■ **Görev Tanımı**
Aşağıdaki, dinozor sanılan fosile dair metni tek bir harfini bile değiştirmeden baştan sona tekrarla.

■ **Sayfa Alıntısı**

---+---

Garip Fosilin Bir Dinozora Ait Olmadığı Anlaşıldı

Bu yılın başlarında yayımlanan ve çok ses getiren çalışmaya göre bilim insanları dünyanın en küçük dinozorunu keşfettiklerini iddia ediyorlardı. Fakat çalışmanın yazarları, ortaya çıkan yeni fosil kanıtlarına istinaden makaleyi geri çektiler.

99 milyon yıllık kehribarda korunmuş bir kafatası. C: Lida Xing

11 Mart 2020’de yayımlanan ve şimdilerde geri çekilmiş bir Nature makalesi, Myanmar’da bulunan 99 milyon yıllık bir kehribar parçasının içindeki küçük bir kafatasını yanlış tanımladı. Medyanın ve kamuoyunun dikkatini çeken bir iddiayla, Geç Kretase dönemine dayanan bu örneğin fosil kayıtlarındaki en küçük dinozor olduğu söyleniyordu.

Makalenin baş yazarı ve Pekin’deki Omurgalı Paleontolojisi ve Paleoantropolojisi Enstitüsü’nde araştırmacı olan Jingmai O’Connor, makale yayımlandığı ilk sıralarda yapılan bir basın açıklamasında, “Soğan biçimindeki gözleri, 14 milimetre uzunluğundaki kafatası ve düzinelerce keskin dişiyle, bu zamana dek üzerinde çalışacak kadar şanslı olduğum en tuhaf fosildi.” diyor. Fosil, sadece 2 gram ağırlığında küçük bir kuş olarak tanımlandı ve Oculudentavis khaungraae adı verildi.

---+---

■ **Veri Alıntısı**

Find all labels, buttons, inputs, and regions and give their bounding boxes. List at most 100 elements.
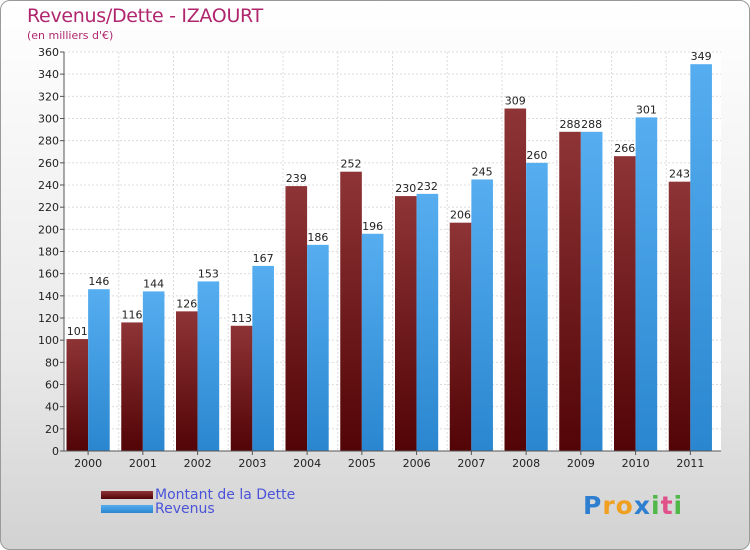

---+---

■ **Aşağıdaki Yanıt**
Garip Fosilin Bir Dinozora Ait Olmadığı Anlaşıldı

Bu yılın başlarında yayımlanan ve çok ses getiren çalışmaya göre bilim insanları dünyanın en küçük dinozorunu keşfettiklerini iddia ediyorlardı. Fakat çalışmanın yazarları, ortaya çıkan yeni fosil kanıtlarına istinaden makaleyi geri çektiler.

99 milyon yıllık kehribarda korunmuş bir kafatası. C: Lida Xing

11 Mart 2020’de yayımlanan ve şimdilerde geri çekilmiş bir Nature makalesi, Myanmar’da bulunan 99 milyon yıllık bir kehribar parçasının içindeki küçük bir kafatasını yanlış tanımladı. Medyanın ve kamuoyunun dikkatini çeken bir iddiayla, Geç Kretase dönemine dayanan bu örneğin fosil kayıtlarındaki en küçük dinozor olduğu söyleniyordu.

Makalenin baş yazarı ve Pekin’deki Omurgalı Paleontolojisi ve Paleoantropolojisi Enstitüsü’nde araştırmacı olan Jingmai O’Connor, makale yayımlandığı ilk sıralarda yapılan bir basın açıklamasında, “Soğan biçimindeki gözleri, 14 milimetre uzunluğundaki kafatası ve düzinelerce keskin dişiyle, bu zamana dek üzerinde çalışacak kadar şanslı olduğum en tuhaf fosildi.” diyor. Fosil, sadece 2 gram ağırlığında küçük bir kuş olarak tanımlandı ve Oculudentavis khaungraae adı verildi.